§ **WHAT THE TASK REQUIRES**: Without the pictures, can you quote each line below exactly?

— start LISTED ENTRIES —

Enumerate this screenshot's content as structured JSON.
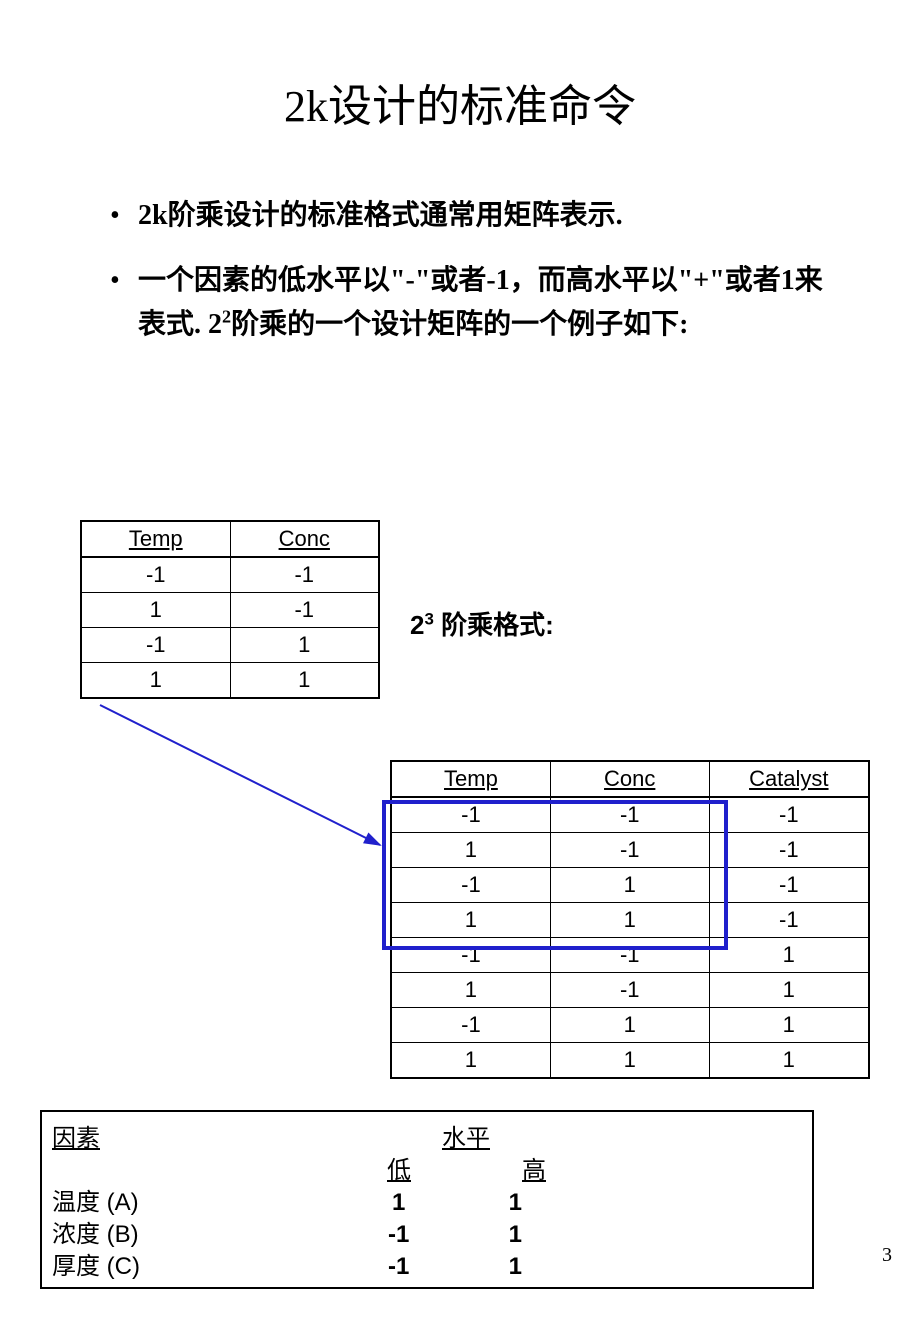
{
  "title": "2k设计的标准命令",
  "bullets": {
    "b1_html_pre": "2k",
    "b1_rest": "阶乘设计的标准格式通常用矩阵表示.",
    "b2_part1": "一个因素的低水平以\"-\"或者-1，而高水平以\"+\"或者1来表式. 2",
    "b2_sup": "2",
    "b2_part2": "阶乘的一个设计矩阵的一个例子如下:"
  },
  "label23_pre": "2",
  "label23_sup": "3",
  "label23_post": " 阶乘格式:",
  "table1": {
    "headers": [
      "Temp",
      "Conc"
    ],
    "rows": [
      [
        "-1",
        "-1"
      ],
      [
        "1",
        "-1"
      ],
      [
        "-1",
        "1"
      ],
      [
        "1",
        "1"
      ]
    ]
  },
  "table2": {
    "headers": [
      "Temp",
      "Conc",
      "Catalyst"
    ],
    "rows": [
      [
        "-1",
        "-1",
        "-1"
      ],
      [
        "1",
        "-1",
        "-1"
      ],
      [
        "-1",
        "1",
        "-1"
      ],
      [
        "1",
        "1",
        "-1"
      ],
      [
        "-1",
        "-1",
        "1"
      ],
      [
        "1",
        "-1",
        "1"
      ],
      [
        "-1",
        "1",
        "1"
      ],
      [
        "1",
        "1",
        "1"
      ]
    ]
  },
  "factors": {
    "hdr_factor": "因素",
    "hdr_level": "水平",
    "hdr_low": "低",
    "hdr_high": "高",
    "rows": [
      {
        "name": "温度 (A)",
        "low": "1",
        "high": "1"
      },
      {
        "name": "浓度 (B)",
        "low": "-1",
        "high": "1"
      },
      {
        "name": "厚度 (C)",
        "low": "-1",
        "high": "1"
      }
    ]
  },
  "page_number": "3"
}
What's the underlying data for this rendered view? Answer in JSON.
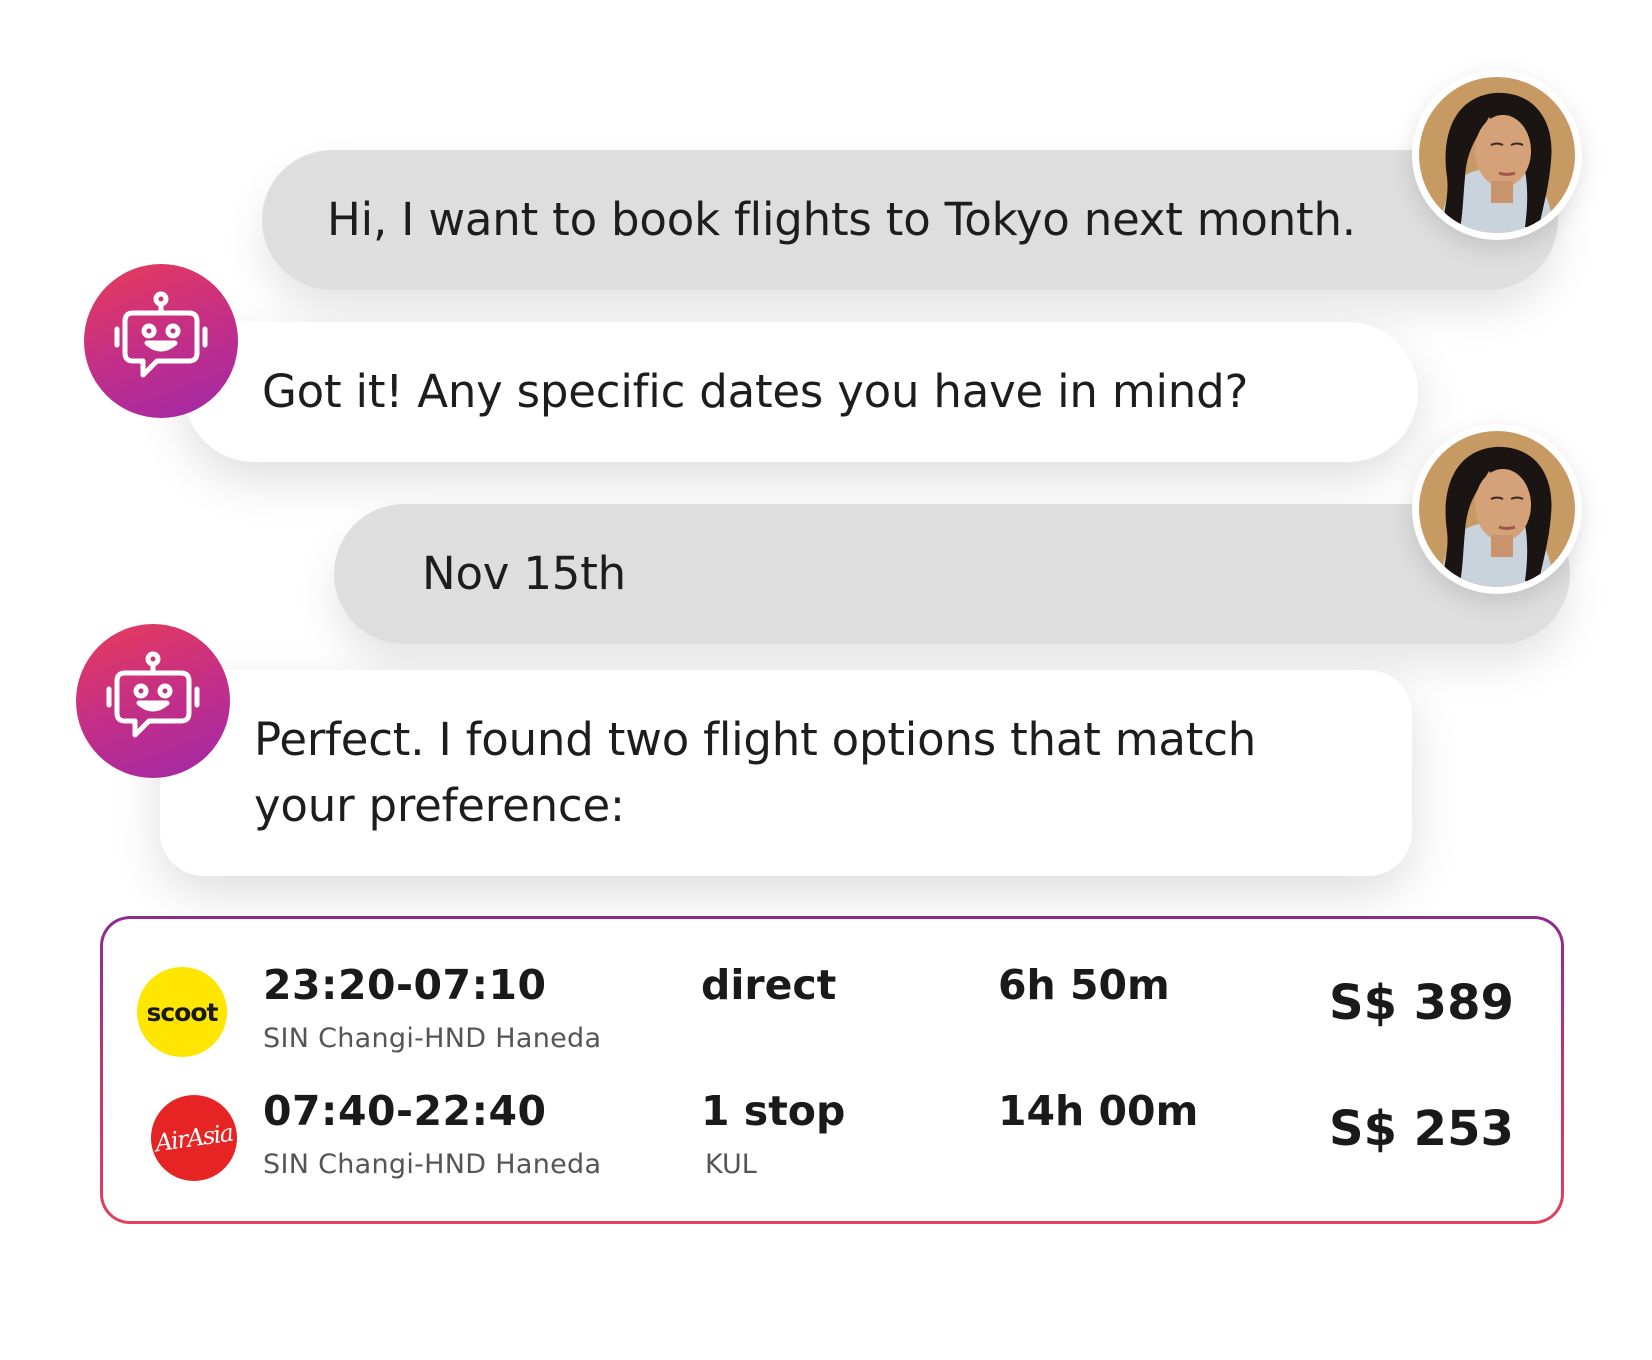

— end LISTED ENTRIES —

§ **SOLUTION**:
Enumerate this screenshot's content as structured JSON.
{
  "title": "2k设计的标准命令",
  "bullets": {
    "b1_html_pre": "2k",
    "b1_rest": "阶乘设计的标准格式通常用矩阵表示.",
    "b2_part1": "一个因素的低水平以\"-\"或者-1，而高水平以\"+\"或者1来表式. 2",
    "b2_sup": "2",
    "b2_part2": "阶乘的一个设计矩阵的一个例子如下:"
  },
  "label23_pre": "2",
  "label23_sup": "3",
  "label23_post": " 阶乘格式:",
  "table1": {
    "headers": [
      "Temp",
      "Conc"
    ],
    "rows": [
      [
        "-1",
        "-1"
      ],
      [
        "1",
        "-1"
      ],
      [
        "-1",
        "1"
      ],
      [
        "1",
        "1"
      ]
    ]
  },
  "table2": {
    "headers": [
      "Temp",
      "Conc",
      "Catalyst"
    ],
    "rows": [
      [
        "-1",
        "-1",
        "-1"
      ],
      [
        "1",
        "-1",
        "-1"
      ],
      [
        "-1",
        "1",
        "-1"
      ],
      [
        "1",
        "1",
        "-1"
      ],
      [
        "-1",
        "-1",
        "1"
      ],
      [
        "1",
        "-1",
        "1"
      ],
      [
        "-1",
        "1",
        "1"
      ],
      [
        "1",
        "1",
        "1"
      ]
    ]
  },
  "factors": {
    "hdr_factor": "因素",
    "hdr_level": "水平",
    "hdr_low": "低",
    "hdr_high": "高",
    "rows": [
      {
        "name": "温度 (A)",
        "low": "1",
        "high": "1"
      },
      {
        "name": "浓度 (B)",
        "low": "-1",
        "high": "1"
      },
      {
        "name": "厚度 (C)",
        "low": "-1",
        "high": "1"
      }
    ]
  },
  "page_number": "3"
}
What's the underlying data for this rendered view? Answer in JSON.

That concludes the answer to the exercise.